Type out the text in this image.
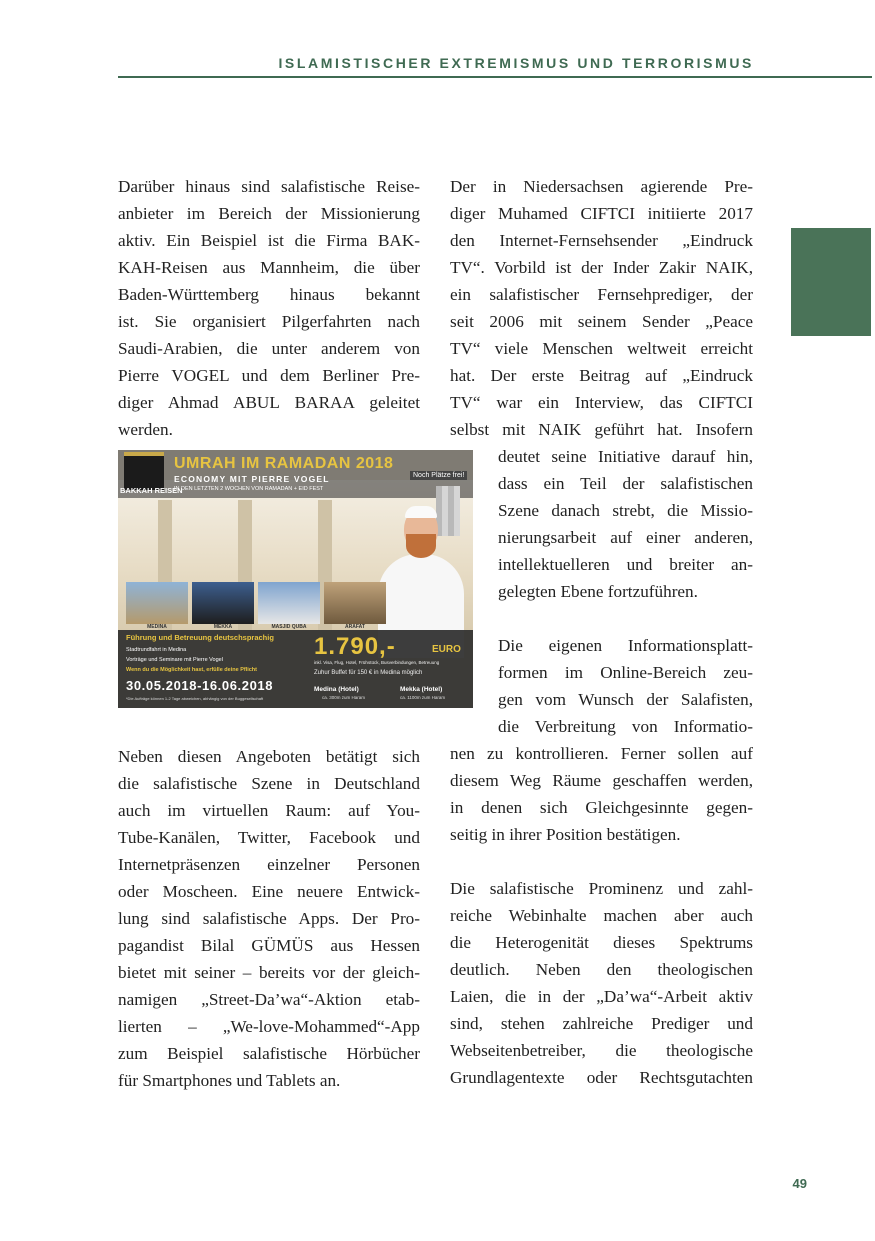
ISLAMISTISCHER EXTREMISMUS UND TERRORISMUS

Darüber hinaus sind salafistische Reise-
anbieter im Bereich der Missionierung
aktiv. Ein Beispiel ist die Firma BAK-
KAH-Reisen aus Mannheim, die über
Baden-Württemberg hinaus bekannt
ist. Sie organisiert Pilgerfahrten nach
Saudi-Arabien, die unter anderem von
Pierre VOGEL und dem Berliner Pre-
diger Ahmad ABUL BARAA geleitet
werden.

BAKKAH REISEN
UMRAH IM RAMADAN 2018
ECONOMY MIT PIERRE VOGEL
IN DEN LETZTEN 2 WOCHEN VON RAMADAN + EID FEST
Noch Plätze frei!
MEDINA	MEKKA	MASJID QUBA	ARAFAT
Führung und Betreuung deutschsprachig
Stadtrundfahrt in Medina
Vorträge und Seminare mit Pierre Vogel
Wenn du die Möglichkeit hast, erfülle deine Pflicht
30.05.2018-16.06.2018
*Die Aufträge können 1-2 Tage abweichen, abhängig von der Buggesellschaft
1.790,-	EURO
inkl. Visa, Flug, Hotel, Frühstück, Busverbindungen, Betreuung
Zuhur Buffet für 150 € in Medina möglich
Medina (Hotel)
ca. 300m zum Haram
Mekka (Hotel)
ca. 1100m zum Haram

Neben diesen Angeboten betätigt sich
die salafistische Szene in Deutschland
auch im virtuellen Raum: auf You-
Tube-Kanälen, Twitter, Facebook und
Internetpräsenzen einzelner Personen
oder Moscheen. Eine neuere Entwick-
lung sind salafistische Apps. Der Pro-
pagandist Bilal GÜMÜS aus Hessen
bietet mit seiner – bereits vor der gleich-
namigen „Street-Da’wa“-Aktion etab-
lierten – „We-love-Mohammed“-App
zum Beispiel salafistische Hörbücher
für Smartphones und Tablets an.

Der in Niedersachsen agierende Pre-
diger Muhamed CIFTCI initiierte 2017
den Internet-Fernsehsender „Eindruck
TV“. Vorbild ist der Inder Zakir NAIK,
ein salafistischer Fernsehprediger, der
seit 2006 mit seinem Sender „Peace
TV“ viele Menschen weltweit erreicht
hat. Der erste Beitrag auf „Eindruck
TV“ war ein Interview, das CIFTCI
selbst mit NAIK geführt hat. Insofern
deutet seine Initiative darauf hin,
dass ein Teil der salafistischen
Szene danach strebt, die Missio-
nierungsarbeit auf einer anderen,
intellektuelleren und breiter an-
gelegten Ebene fortzuführen.

Die eigenen Informationsplatt-
formen im Online-Bereich zeu-
gen vom Wunsch der Salafisten,
die Verbreitung von Informatio-
nen zu kontrollieren. Ferner sollen auf
diesem Weg Räume geschaffen werden,
in denen sich Gleichgesinnte gegen-
seitig in ihrer Position bestätigen.

Die salafistische Prominenz und zahl-
reiche Webinhalte machen aber auch
die Heterogenität dieses Spektrums
deutlich. Neben den theologischen
Laien, die in der „Da’wa“-Arbeit aktiv
sind, stehen zahlreiche Prediger und
Webseitenbetreiber, die theologische
Grundlagentexte oder Rechtsgutachten

49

» THE REQUEST
Write out each entry exactly as given, omitting any picture.

» RESULT OF THE TASK
Type out the text in this image.
ISLAMISTISCHER EXTREMISMUS UND TERRORISMUS

Darüber hinaus sind salafistische Reise-
anbieter im Bereich der Missionierung
aktiv. Ein Beispiel ist die Firma BAK-
KAH-Reisen aus Mannheim, die über
Baden-Württemberg hinaus bekannt
ist. Sie organisiert Pilgerfahrten nach
Saudi-Arabien, die unter anderem von
Pierre VOGEL und dem Berliner Pre-
diger Ahmad ABUL BARAA geleitet
werden.

BAKKAH REISEN
UMRAH IM RAMADAN 2018
ECONOMY MIT PIERRE VOGEL
IN DEN LETZTEN 2 WOCHEN VON RAMADAN + EID FEST
Noch Plätze frei!
MEDINA	MEKKA	MASJID QUBA	ARAFAT
Führung und Betreuung deutschsprachig
Stadtrundfahrt in Medina
Vorträge und Seminare mit Pierre Vogel
Wenn du die Möglichkeit hast, erfülle deine Pflicht
30.05.2018-16.06.2018
*Die Aufträge können 1-2 Tage abweichen, abhängig von der Buggesellschaft
1.790,-	EURO
inkl. Visa, Flug, Hotel, Frühstück, Busverbindungen, Betreuung
Zuhur Buffet für 150 € in Medina möglich
Medina (Hotel)
ca. 300m zum Haram
Mekka (Hotel)
ca. 1100m zum Haram

Neben diesen Angeboten betätigt sich
die salafistische Szene in Deutschland
auch im virtuellen Raum: auf You-
Tube-Kanälen, Twitter, Facebook und
Internetpräsenzen einzelner Personen
oder Moscheen. Eine neuere Entwick-
lung sind salafistische Apps. Der Pro-
pagandist Bilal GÜMÜS aus Hessen
bietet mit seiner – bereits vor der gleich-
namigen „Street-Da’wa“-Aktion etab-
lierten – „We-love-Mohammed“-App
zum Beispiel salafistische Hörbücher
für Smartphones und Tablets an.

Der in Niedersachsen agierende Pre-
diger Muhamed CIFTCI initiierte 2017
den Internet-Fernsehsender „Eindruck
TV“. Vorbild ist der Inder Zakir NAIK,
ein salafistischer Fernsehprediger, der
seit 2006 mit seinem Sender „Peace
TV“ viele Menschen weltweit erreicht
hat. Der erste Beitrag auf „Eindruck
TV“ war ein Interview, das CIFTCI
selbst mit NAIK geführt hat. Insofern
deutet seine Initiative darauf hin,
dass ein Teil der salafistischen
Szene danach strebt, die Missio-
nierungsarbeit auf einer anderen,
intellektuelleren und breiter an-
gelegten Ebene fortzuführen.

Die eigenen Informationsplatt-
formen im Online-Bereich zeu-
gen vom Wunsch der Salafisten,
die Verbreitung von Informatio-
nen zu kontrollieren. Ferner sollen auf
diesem Weg Räume geschaffen werden,
in denen sich Gleichgesinnte gegen-
seitig in ihrer Position bestätigen.

Die salafistische Prominenz und zahl-
reiche Webinhalte machen aber auch
die Heterogenität dieses Spektrums
deutlich. Neben den theologischen
Laien, die in der „Da’wa“-Arbeit aktiv
sind, stehen zahlreiche Prediger und
Webseitenbetreiber, die theologische
Grundlagentexte oder Rechtsgutachten

49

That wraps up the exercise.